**Exercise requirements:**
Every record must appear in your copy exactly as written, with no pictures.

========

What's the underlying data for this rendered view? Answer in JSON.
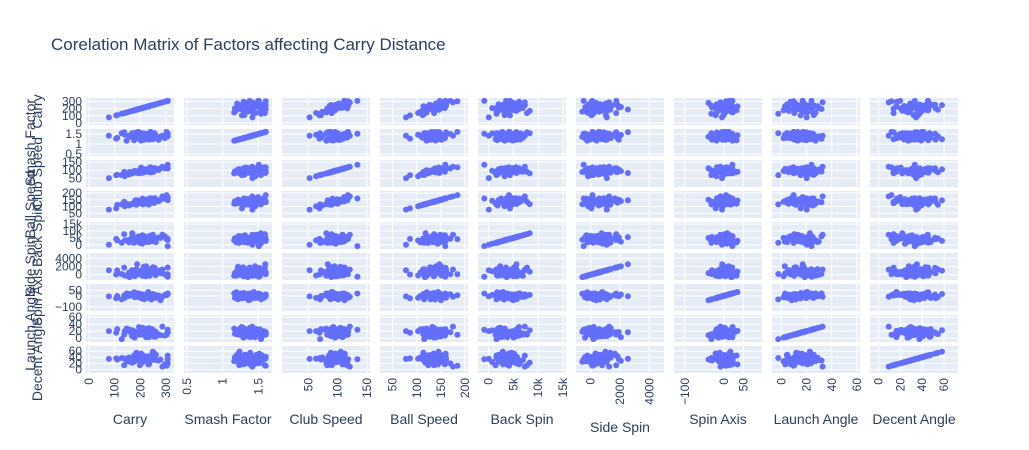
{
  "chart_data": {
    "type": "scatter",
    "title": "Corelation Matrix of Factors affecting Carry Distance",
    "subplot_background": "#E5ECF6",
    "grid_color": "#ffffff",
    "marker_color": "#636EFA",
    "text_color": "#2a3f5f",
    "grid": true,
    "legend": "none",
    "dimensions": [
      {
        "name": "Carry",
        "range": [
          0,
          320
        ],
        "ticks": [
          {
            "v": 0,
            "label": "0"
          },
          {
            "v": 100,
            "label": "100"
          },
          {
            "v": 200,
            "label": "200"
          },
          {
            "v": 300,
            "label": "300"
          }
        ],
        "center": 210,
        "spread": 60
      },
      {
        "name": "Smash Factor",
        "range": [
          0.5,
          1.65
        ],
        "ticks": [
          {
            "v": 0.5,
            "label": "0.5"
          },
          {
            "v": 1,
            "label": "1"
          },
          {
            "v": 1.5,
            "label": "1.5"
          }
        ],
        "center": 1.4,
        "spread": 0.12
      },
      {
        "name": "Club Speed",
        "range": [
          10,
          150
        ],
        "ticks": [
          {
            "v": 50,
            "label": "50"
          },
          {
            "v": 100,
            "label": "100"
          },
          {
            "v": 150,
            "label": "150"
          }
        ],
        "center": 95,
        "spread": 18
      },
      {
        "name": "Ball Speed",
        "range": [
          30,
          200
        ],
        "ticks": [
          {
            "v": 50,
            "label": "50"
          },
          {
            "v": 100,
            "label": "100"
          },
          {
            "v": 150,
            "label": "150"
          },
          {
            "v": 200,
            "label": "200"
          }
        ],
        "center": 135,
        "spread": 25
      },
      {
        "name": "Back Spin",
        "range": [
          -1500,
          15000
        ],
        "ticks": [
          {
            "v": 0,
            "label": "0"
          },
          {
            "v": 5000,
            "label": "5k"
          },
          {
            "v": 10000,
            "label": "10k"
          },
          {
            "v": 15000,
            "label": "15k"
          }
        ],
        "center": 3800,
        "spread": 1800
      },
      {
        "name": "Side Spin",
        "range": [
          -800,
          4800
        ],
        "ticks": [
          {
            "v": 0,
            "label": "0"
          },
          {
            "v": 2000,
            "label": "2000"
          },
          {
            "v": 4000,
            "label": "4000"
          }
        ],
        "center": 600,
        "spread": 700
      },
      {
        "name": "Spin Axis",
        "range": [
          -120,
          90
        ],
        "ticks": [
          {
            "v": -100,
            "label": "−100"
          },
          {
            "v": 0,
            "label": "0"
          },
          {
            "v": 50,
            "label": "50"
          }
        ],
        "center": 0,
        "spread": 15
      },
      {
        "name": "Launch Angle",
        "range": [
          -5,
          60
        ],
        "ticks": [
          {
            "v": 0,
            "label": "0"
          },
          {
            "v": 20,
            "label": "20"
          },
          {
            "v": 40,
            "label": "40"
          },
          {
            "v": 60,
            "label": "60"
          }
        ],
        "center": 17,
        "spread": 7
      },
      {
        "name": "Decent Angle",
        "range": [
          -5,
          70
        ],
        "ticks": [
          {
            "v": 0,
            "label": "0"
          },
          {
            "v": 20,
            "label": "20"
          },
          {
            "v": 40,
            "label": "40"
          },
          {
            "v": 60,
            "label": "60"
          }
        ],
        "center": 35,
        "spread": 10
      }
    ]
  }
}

========

**Correct answer:**
What's the underlying data for this rendered view? Answer in JSON.
{
  "chart_data": {
    "type": "scatter",
    "title": "Corelation Matrix of Factors affecting Carry Distance",
    "subplot_background": "#E5ECF6",
    "grid_color": "#ffffff",
    "marker_color": "#636EFA",
    "text_color": "#2a3f5f",
    "grid": true,
    "legend": "none",
    "dimensions": [
      {
        "name": "Carry",
        "range": [
          0,
          320
        ],
        "ticks": [
          {
            "v": 0,
            "label": "0"
          },
          {
            "v": 100,
            "label": "100"
          },
          {
            "v": 200,
            "label": "200"
          },
          {
            "v": 300,
            "label": "300"
          }
        ],
        "center": 210,
        "spread": 60
      },
      {
        "name": "Smash Factor",
        "range": [
          0.5,
          1.65
        ],
        "ticks": [
          {
            "v": 0.5,
            "label": "0.5"
          },
          {
            "v": 1,
            "label": "1"
          },
          {
            "v": 1.5,
            "label": "1.5"
          }
        ],
        "center": 1.4,
        "spread": 0.12
      },
      {
        "name": "Club Speed",
        "range": [
          10,
          150
        ],
        "ticks": [
          {
            "v": 50,
            "label": "50"
          },
          {
            "v": 100,
            "label": "100"
          },
          {
            "v": 150,
            "label": "150"
          }
        ],
        "center": 95,
        "spread": 18
      },
      {
        "name": "Ball Speed",
        "range": [
          30,
          200
        ],
        "ticks": [
          {
            "v": 50,
            "label": "50"
          },
          {
            "v": 100,
            "label": "100"
          },
          {
            "v": 150,
            "label": "150"
          },
          {
            "v": 200,
            "label": "200"
          }
        ],
        "center": 135,
        "spread": 25
      },
      {
        "name": "Back Spin",
        "range": [
          -1500,
          15000
        ],
        "ticks": [
          {
            "v": 0,
            "label": "0"
          },
          {
            "v": 5000,
            "label": "5k"
          },
          {
            "v": 10000,
            "label": "10k"
          },
          {
            "v": 15000,
            "label": "15k"
          }
        ],
        "center": 3800,
        "spread": 1800
      },
      {
        "name": "Side Spin",
        "range": [
          -800,
          4800
        ],
        "ticks": [
          {
            "v": 0,
            "label": "0"
          },
          {
            "v": 2000,
            "label": "2000"
          },
          {
            "v": 4000,
            "label": "4000"
          }
        ],
        "center": 600,
        "spread": 700
      },
      {
        "name": "Spin Axis",
        "range": [
          -120,
          90
        ],
        "ticks": [
          {
            "v": -100,
            "label": "−100"
          },
          {
            "v": 0,
            "label": "0"
          },
          {
            "v": 50,
            "label": "50"
          }
        ],
        "center": 0,
        "spread": 15
      },
      {
        "name": "Launch Angle",
        "range": [
          -5,
          60
        ],
        "ticks": [
          {
            "v": 0,
            "label": "0"
          },
          {
            "v": 20,
            "label": "20"
          },
          {
            "v": 40,
            "label": "40"
          },
          {
            "v": 60,
            "label": "60"
          }
        ],
        "center": 17,
        "spread": 7
      },
      {
        "name": "Decent Angle",
        "range": [
          -5,
          70
        ],
        "ticks": [
          {
            "v": 0,
            "label": "0"
          },
          {
            "v": 20,
            "label": "20"
          },
          {
            "v": 40,
            "label": "40"
          },
          {
            "v": 60,
            "label": "60"
          }
        ],
        "center": 35,
        "spread": 10
      }
    ]
  }
}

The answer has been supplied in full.